EXERCISE DESCRIPTION: Write out the full set of records below exactly.

RECORD EXCERPTS:
····················

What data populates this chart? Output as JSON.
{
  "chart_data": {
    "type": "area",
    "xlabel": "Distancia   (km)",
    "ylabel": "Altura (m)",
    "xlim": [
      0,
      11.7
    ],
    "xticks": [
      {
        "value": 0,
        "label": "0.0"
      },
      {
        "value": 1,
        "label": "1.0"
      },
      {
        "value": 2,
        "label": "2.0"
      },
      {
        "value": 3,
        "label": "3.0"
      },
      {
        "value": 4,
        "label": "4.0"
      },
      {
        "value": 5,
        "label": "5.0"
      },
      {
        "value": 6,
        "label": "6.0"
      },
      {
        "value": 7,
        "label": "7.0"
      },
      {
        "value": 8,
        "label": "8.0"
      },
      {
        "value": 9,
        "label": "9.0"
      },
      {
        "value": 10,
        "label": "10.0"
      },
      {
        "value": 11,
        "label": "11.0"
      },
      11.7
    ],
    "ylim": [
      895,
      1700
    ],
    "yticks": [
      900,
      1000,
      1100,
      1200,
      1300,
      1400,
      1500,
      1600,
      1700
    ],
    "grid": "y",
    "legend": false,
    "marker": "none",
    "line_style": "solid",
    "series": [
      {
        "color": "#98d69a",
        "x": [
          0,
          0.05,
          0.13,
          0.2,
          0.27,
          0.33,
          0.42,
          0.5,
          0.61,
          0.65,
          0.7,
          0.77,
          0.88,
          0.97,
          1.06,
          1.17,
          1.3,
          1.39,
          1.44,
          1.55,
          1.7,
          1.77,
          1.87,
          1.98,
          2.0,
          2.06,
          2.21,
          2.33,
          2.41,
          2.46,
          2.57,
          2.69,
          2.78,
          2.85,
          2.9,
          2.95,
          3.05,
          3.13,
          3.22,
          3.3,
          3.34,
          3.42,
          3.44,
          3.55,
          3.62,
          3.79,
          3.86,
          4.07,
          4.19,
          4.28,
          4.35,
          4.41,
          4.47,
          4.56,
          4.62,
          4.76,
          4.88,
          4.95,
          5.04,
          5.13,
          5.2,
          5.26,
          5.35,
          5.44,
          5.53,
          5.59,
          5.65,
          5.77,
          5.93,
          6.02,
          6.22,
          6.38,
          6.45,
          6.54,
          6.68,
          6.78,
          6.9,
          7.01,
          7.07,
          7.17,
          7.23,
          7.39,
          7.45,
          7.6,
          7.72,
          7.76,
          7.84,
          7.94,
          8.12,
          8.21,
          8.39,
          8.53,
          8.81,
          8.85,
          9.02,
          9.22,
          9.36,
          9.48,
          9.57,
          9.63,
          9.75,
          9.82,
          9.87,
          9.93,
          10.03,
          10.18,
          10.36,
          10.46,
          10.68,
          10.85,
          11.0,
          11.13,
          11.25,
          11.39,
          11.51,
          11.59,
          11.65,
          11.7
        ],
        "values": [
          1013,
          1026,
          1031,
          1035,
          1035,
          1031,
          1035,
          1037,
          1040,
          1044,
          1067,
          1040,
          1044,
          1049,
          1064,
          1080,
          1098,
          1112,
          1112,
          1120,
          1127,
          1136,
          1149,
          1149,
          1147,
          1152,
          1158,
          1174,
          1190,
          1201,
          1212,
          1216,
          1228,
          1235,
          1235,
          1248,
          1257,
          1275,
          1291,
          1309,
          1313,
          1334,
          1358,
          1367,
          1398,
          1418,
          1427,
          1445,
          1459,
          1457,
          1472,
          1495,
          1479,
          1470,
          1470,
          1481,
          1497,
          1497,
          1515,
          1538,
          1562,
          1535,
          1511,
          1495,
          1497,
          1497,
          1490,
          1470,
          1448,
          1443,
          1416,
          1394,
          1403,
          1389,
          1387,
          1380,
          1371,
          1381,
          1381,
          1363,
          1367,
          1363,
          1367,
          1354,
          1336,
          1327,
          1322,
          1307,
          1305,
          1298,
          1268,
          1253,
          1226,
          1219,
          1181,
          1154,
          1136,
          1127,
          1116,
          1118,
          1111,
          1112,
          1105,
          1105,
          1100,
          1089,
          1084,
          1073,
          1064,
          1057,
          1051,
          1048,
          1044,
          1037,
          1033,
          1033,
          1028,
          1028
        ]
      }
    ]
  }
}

····················

SOLUTION FOR THIS TASK:
What data populates this chart? Output as JSON.
{
  "chart_data": {
    "type": "area",
    "xlabel": "Distancia   (km)",
    "ylabel": "Altura (m)",
    "xlim": [
      0,
      11.7
    ],
    "xticks": [
      {
        "value": 0,
        "label": "0.0"
      },
      {
        "value": 1,
        "label": "1.0"
      },
      {
        "value": 2,
        "label": "2.0"
      },
      {
        "value": 3,
        "label": "3.0"
      },
      {
        "value": 4,
        "label": "4.0"
      },
      {
        "value": 5,
        "label": "5.0"
      },
      {
        "value": 6,
        "label": "6.0"
      },
      {
        "value": 7,
        "label": "7.0"
      },
      {
        "value": 8,
        "label": "8.0"
      },
      {
        "value": 9,
        "label": "9.0"
      },
      {
        "value": 10,
        "label": "10.0"
      },
      {
        "value": 11,
        "label": "11.0"
      },
      11.7
    ],
    "ylim": [
      895,
      1700
    ],
    "yticks": [
      900,
      1000,
      1100,
      1200,
      1300,
      1400,
      1500,
      1600,
      1700
    ],
    "grid": "y",
    "legend": false,
    "marker": "none",
    "line_style": "solid",
    "series": [
      {
        "color": "#98d69a",
        "x": [
          0,
          0.05,
          0.13,
          0.2,
          0.27,
          0.33,
          0.42,
          0.5,
          0.61,
          0.65,
          0.7,
          0.77,
          0.88,
          0.97,
          1.06,
          1.17,
          1.3,
          1.39,
          1.44,
          1.55,
          1.7,
          1.77,
          1.87,
          1.98,
          2.0,
          2.06,
          2.21,
          2.33,
          2.41,
          2.46,
          2.57,
          2.69,
          2.78,
          2.85,
          2.9,
          2.95,
          3.05,
          3.13,
          3.22,
          3.3,
          3.34,
          3.42,
          3.44,
          3.55,
          3.62,
          3.79,
          3.86,
          4.07,
          4.19,
          4.28,
          4.35,
          4.41,
          4.47,
          4.56,
          4.62,
          4.76,
          4.88,
          4.95,
          5.04,
          5.13,
          5.2,
          5.26,
          5.35,
          5.44,
          5.53,
          5.59,
          5.65,
          5.77,
          5.93,
          6.02,
          6.22,
          6.38,
          6.45,
          6.54,
          6.68,
          6.78,
          6.9,
          7.01,
          7.07,
          7.17,
          7.23,
          7.39,
          7.45,
          7.6,
          7.72,
          7.76,
          7.84,
          7.94,
          8.12,
          8.21,
          8.39,
          8.53,
          8.81,
          8.85,
          9.02,
          9.22,
          9.36,
          9.48,
          9.57,
          9.63,
          9.75,
          9.82,
          9.87,
          9.93,
          10.03,
          10.18,
          10.36,
          10.46,
          10.68,
          10.85,
          11.0,
          11.13,
          11.25,
          11.39,
          11.51,
          11.59,
          11.65,
          11.7
        ],
        "values": [
          1013,
          1026,
          1031,
          1035,
          1035,
          1031,
          1035,
          1037,
          1040,
          1044,
          1067,
          1040,
          1044,
          1049,
          1064,
          1080,
          1098,
          1112,
          1112,
          1120,
          1127,
          1136,
          1149,
          1149,
          1147,
          1152,
          1158,
          1174,
          1190,
          1201,
          1212,
          1216,
          1228,
          1235,
          1235,
          1248,
          1257,
          1275,
          1291,
          1309,
          1313,
          1334,
          1358,
          1367,
          1398,
          1418,
          1427,
          1445,
          1459,
          1457,
          1472,
          1495,
          1479,
          1470,
          1470,
          1481,
          1497,
          1497,
          1515,
          1538,
          1562,
          1535,
          1511,
          1495,
          1497,
          1497,
          1490,
          1470,
          1448,
          1443,
          1416,
          1394,
          1403,
          1389,
          1387,
          1380,
          1371,
          1381,
          1381,
          1363,
          1367,
          1363,
          1367,
          1354,
          1336,
          1327,
          1322,
          1307,
          1305,
          1298,
          1268,
          1253,
          1226,
          1219,
          1181,
          1154,
          1136,
          1127,
          1116,
          1118,
          1111,
          1112,
          1105,
          1105,
          1100,
          1089,
          1084,
          1073,
          1064,
          1057,
          1051,
          1048,
          1044,
          1037,
          1033,
          1033,
          1028,
          1028
        ]
      }
    ]
  }
}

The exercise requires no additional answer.